**What you have to do:** Find how many lines contain the word "JSON" and state that number alone.

**Extracted entries:**
--- Begin ---

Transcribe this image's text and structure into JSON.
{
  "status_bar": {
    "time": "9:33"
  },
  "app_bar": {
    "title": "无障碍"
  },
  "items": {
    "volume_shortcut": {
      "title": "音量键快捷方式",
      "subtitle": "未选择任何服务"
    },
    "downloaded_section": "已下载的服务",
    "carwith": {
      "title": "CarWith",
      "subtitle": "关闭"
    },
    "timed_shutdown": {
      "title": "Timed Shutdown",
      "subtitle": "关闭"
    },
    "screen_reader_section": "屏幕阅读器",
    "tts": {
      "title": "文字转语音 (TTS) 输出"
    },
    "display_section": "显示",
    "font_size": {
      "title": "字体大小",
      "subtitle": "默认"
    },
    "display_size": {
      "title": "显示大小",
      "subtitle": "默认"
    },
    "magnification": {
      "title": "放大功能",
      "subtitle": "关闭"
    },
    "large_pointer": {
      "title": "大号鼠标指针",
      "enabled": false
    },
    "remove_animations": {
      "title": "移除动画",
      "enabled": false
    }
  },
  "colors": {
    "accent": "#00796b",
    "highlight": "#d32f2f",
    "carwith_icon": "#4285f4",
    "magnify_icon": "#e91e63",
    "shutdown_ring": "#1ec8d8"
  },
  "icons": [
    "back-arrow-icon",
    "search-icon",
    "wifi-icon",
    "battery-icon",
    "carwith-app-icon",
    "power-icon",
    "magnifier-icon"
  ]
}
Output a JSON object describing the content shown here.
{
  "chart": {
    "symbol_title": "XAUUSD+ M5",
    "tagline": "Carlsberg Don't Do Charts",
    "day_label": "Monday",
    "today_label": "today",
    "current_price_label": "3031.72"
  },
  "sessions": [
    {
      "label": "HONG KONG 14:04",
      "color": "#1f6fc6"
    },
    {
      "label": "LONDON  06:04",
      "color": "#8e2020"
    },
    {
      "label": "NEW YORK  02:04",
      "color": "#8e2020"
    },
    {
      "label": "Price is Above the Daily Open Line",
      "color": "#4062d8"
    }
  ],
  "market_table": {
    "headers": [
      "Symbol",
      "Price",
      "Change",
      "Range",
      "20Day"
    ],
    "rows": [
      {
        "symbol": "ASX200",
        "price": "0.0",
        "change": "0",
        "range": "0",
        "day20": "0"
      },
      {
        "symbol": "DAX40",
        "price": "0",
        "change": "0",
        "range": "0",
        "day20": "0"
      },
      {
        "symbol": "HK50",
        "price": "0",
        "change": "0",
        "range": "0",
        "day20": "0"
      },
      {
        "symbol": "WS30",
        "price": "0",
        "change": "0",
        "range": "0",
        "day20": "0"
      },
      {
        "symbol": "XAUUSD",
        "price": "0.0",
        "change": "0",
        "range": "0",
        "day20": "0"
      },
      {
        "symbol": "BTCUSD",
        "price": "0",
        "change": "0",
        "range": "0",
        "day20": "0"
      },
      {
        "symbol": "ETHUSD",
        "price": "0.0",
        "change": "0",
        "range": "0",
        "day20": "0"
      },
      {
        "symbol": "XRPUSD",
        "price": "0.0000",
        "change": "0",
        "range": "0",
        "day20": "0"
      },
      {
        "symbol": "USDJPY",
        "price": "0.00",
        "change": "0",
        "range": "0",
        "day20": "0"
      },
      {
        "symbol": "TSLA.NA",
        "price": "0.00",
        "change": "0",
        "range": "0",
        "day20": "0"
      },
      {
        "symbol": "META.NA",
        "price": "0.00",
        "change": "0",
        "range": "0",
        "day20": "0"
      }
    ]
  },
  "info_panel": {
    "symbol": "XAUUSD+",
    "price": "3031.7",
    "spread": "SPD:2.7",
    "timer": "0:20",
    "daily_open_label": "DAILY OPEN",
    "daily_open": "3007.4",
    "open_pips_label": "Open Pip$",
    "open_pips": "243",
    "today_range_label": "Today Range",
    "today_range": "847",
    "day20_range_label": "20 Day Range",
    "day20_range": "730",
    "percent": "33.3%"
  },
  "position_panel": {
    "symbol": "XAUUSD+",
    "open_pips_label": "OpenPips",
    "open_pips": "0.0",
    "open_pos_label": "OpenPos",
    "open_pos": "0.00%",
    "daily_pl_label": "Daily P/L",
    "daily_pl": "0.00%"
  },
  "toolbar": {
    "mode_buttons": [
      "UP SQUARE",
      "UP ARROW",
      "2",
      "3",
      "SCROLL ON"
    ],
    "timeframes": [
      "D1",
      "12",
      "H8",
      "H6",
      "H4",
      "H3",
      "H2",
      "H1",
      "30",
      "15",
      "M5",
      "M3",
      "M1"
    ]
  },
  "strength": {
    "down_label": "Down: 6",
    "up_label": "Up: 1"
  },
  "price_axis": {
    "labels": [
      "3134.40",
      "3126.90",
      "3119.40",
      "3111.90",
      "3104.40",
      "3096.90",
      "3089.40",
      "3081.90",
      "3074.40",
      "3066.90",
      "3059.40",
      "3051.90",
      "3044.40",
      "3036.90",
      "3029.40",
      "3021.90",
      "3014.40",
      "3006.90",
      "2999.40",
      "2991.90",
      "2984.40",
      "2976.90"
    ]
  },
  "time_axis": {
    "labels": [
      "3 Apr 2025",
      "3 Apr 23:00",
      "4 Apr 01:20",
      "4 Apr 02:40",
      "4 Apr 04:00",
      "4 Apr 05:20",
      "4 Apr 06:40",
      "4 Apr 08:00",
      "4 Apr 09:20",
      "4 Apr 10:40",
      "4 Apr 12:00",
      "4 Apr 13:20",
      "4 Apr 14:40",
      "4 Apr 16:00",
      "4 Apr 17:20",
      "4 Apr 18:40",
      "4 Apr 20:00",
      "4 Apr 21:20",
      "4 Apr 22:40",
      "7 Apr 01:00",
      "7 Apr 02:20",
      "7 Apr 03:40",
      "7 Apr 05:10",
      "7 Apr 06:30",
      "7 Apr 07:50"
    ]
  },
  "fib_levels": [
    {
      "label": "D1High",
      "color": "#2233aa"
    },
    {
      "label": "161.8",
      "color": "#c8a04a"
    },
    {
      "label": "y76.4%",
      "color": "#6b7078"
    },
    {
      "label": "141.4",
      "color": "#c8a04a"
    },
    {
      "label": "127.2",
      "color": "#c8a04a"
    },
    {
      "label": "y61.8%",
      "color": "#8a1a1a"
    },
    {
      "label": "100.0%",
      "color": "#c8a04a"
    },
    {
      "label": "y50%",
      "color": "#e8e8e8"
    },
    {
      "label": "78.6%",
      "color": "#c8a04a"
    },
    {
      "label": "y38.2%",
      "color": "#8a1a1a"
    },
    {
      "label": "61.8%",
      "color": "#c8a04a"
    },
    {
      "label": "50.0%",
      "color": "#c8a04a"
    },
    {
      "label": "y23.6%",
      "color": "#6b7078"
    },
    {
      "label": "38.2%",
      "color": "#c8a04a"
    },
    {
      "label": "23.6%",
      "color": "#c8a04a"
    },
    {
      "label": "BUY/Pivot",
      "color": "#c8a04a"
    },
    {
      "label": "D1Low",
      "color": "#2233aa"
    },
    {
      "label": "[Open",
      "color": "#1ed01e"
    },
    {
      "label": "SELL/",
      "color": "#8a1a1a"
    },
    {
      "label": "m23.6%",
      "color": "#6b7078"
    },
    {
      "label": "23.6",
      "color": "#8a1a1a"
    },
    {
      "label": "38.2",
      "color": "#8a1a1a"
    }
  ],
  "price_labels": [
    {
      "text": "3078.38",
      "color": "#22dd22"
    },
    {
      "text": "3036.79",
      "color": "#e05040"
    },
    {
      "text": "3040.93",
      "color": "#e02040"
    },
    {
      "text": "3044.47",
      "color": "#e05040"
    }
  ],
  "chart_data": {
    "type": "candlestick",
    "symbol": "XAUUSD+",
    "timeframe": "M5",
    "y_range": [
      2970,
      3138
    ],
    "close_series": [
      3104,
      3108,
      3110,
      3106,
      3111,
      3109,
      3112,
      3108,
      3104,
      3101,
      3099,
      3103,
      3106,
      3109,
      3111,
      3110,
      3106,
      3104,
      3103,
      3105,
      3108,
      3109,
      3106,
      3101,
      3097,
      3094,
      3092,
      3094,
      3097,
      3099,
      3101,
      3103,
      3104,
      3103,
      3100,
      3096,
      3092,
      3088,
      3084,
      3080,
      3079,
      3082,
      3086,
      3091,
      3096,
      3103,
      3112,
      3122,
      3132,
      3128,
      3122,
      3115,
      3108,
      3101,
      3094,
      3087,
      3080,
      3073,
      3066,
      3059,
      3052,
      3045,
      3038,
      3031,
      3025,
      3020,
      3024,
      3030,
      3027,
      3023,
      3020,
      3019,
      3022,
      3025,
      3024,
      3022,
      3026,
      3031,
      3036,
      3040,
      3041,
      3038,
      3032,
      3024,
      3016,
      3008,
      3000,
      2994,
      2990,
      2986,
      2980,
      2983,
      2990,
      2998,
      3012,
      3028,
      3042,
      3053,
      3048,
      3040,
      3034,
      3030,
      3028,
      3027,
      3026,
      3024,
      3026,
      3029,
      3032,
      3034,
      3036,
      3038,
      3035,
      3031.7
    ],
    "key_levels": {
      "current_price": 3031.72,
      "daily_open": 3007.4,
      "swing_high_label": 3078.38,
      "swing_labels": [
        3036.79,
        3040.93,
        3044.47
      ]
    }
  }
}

--- End ---

**Answer below:** 2